*Aim of the task*. Collect all the lines that mention the word "text".

*Dataset extract*.
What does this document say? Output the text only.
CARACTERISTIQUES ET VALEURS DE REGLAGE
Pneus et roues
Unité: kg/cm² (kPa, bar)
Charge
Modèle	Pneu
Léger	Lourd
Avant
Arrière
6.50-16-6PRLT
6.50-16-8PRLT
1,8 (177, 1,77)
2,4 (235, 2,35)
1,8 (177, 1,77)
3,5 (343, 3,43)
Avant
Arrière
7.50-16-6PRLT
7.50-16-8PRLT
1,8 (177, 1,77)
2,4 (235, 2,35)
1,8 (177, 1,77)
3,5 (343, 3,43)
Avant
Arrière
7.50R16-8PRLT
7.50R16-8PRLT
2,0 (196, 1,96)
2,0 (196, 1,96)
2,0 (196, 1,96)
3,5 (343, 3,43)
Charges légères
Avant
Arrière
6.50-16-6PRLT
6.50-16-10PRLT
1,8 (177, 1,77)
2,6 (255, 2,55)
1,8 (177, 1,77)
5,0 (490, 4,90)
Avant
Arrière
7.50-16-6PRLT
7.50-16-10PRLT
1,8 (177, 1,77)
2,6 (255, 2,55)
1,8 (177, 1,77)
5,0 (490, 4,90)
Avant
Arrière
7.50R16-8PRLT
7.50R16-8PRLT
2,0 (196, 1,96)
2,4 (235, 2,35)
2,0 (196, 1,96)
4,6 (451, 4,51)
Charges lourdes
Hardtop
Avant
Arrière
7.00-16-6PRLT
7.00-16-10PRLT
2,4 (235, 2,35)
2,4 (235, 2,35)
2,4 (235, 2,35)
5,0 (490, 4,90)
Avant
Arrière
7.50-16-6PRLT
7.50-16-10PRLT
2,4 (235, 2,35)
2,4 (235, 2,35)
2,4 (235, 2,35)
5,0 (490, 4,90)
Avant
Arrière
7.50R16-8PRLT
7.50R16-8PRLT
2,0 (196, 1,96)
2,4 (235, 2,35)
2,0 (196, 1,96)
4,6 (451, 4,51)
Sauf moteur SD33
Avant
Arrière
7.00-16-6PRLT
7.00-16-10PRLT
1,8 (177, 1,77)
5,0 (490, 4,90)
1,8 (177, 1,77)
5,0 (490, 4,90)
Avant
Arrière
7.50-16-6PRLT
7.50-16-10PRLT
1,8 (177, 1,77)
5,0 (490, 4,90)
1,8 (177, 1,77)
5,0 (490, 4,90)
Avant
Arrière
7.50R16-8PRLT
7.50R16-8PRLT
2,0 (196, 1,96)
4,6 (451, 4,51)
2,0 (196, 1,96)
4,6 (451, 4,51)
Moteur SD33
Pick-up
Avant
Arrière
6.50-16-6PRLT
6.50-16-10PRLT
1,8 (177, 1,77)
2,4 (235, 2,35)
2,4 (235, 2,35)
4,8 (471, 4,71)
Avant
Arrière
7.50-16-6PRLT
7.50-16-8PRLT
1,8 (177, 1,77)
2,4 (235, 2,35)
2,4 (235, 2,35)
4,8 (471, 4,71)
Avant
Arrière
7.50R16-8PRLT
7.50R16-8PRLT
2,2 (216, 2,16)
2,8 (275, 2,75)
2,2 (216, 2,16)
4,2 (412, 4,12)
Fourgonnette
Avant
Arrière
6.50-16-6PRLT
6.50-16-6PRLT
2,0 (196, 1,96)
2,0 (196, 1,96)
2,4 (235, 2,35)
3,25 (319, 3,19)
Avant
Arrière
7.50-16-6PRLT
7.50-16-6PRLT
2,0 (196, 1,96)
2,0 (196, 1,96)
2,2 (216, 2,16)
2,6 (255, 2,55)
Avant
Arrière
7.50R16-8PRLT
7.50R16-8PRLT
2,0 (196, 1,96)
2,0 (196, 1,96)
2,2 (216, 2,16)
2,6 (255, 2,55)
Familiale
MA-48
* * *
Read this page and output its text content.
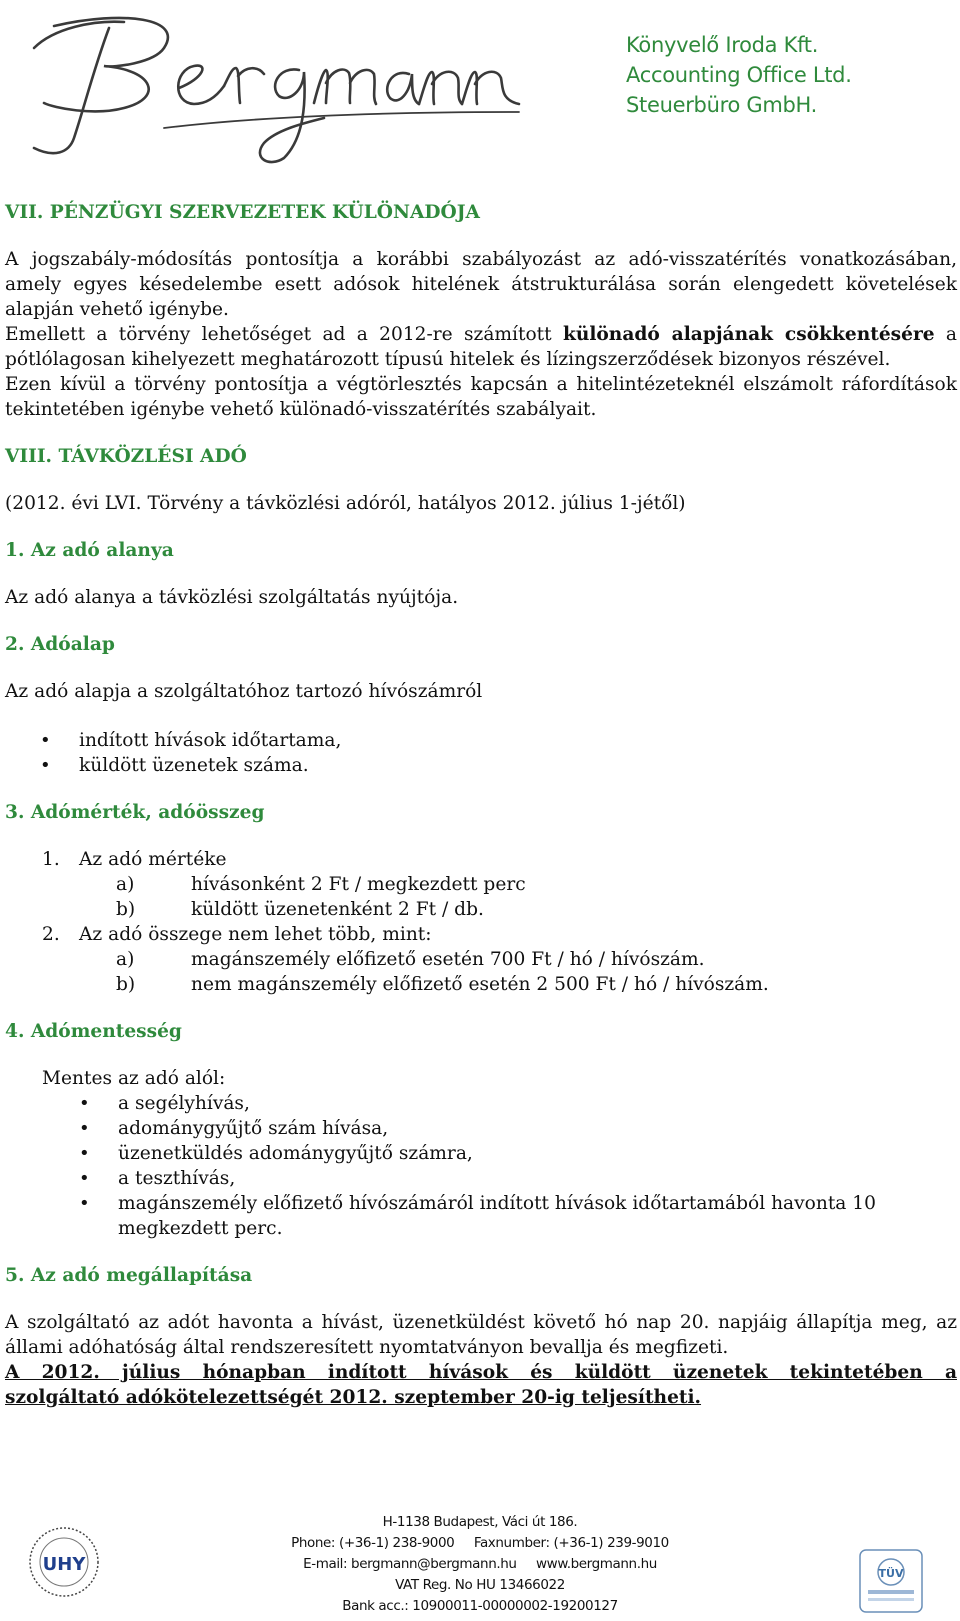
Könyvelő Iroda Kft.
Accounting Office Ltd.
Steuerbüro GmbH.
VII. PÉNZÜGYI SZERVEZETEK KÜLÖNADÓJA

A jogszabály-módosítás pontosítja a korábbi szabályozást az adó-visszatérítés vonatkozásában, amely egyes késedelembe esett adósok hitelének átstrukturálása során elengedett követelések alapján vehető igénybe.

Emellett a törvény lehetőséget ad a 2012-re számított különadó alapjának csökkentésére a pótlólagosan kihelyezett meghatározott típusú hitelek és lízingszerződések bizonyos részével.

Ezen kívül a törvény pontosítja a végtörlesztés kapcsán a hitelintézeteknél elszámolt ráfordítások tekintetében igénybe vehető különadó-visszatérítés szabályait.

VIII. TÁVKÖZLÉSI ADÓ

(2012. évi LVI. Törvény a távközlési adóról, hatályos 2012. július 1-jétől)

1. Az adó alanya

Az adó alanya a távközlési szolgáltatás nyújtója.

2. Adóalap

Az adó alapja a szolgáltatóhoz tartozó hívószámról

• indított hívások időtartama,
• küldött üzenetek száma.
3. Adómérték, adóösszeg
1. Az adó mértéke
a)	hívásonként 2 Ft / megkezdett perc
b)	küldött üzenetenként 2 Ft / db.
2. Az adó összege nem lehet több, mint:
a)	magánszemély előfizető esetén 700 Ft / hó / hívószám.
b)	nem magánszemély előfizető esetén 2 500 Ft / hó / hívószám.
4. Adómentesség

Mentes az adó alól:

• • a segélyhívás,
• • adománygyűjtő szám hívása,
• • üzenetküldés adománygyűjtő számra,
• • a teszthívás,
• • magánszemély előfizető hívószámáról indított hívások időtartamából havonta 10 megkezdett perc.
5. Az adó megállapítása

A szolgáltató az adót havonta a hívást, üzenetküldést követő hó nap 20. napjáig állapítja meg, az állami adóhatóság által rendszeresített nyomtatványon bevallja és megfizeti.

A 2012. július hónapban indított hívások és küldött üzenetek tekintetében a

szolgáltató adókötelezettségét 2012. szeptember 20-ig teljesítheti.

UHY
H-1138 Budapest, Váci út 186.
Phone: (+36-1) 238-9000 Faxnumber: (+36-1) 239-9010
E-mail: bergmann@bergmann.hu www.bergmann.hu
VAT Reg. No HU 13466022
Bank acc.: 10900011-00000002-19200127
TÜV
==
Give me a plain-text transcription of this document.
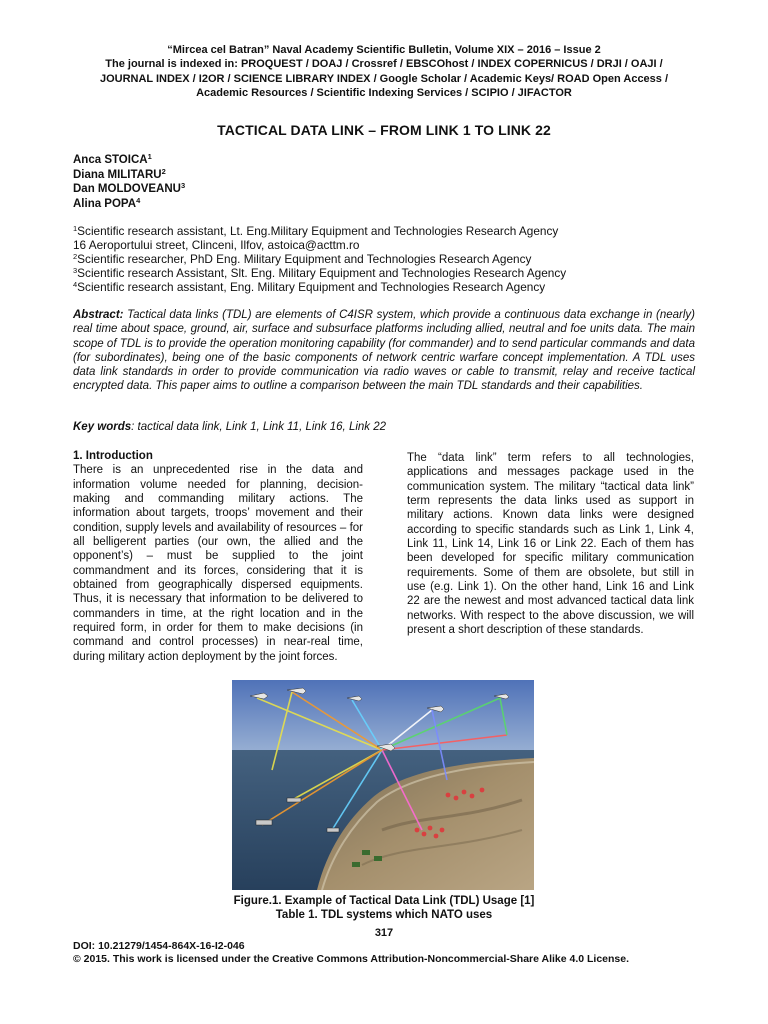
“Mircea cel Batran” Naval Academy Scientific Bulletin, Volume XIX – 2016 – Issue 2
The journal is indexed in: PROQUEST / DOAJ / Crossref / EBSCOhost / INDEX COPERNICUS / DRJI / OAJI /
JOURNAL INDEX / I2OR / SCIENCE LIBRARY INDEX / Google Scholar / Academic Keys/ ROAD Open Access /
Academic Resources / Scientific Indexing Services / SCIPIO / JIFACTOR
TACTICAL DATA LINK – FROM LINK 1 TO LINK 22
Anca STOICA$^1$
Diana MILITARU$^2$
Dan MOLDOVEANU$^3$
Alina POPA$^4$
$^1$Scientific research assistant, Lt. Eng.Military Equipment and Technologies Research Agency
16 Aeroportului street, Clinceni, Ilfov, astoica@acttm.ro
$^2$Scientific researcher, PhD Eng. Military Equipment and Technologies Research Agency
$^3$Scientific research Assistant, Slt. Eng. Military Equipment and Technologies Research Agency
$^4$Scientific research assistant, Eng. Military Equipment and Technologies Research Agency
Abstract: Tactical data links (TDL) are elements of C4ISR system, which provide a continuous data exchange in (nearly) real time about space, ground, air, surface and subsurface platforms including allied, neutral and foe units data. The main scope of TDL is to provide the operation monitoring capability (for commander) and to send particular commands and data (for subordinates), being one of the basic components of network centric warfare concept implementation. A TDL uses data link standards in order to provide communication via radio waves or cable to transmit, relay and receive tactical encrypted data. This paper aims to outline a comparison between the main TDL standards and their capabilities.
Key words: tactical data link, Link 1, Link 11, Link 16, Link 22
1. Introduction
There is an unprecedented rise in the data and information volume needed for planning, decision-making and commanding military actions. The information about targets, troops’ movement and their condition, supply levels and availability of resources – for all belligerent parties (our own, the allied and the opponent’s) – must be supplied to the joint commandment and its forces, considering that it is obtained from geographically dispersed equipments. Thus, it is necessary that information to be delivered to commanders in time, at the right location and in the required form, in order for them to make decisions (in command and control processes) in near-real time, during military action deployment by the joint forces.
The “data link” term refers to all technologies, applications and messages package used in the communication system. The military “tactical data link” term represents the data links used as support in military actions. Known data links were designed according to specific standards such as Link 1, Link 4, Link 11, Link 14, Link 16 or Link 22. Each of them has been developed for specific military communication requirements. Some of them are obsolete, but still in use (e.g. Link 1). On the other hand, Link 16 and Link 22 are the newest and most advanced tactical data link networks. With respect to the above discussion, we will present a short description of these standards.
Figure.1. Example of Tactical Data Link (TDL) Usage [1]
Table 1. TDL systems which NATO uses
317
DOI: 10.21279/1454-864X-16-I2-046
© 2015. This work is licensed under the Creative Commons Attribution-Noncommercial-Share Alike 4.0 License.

*Answer to this problem*.
What does this document say? Output the text only.
Read this page and output its text content.
Give me a plain-text transcription of this document.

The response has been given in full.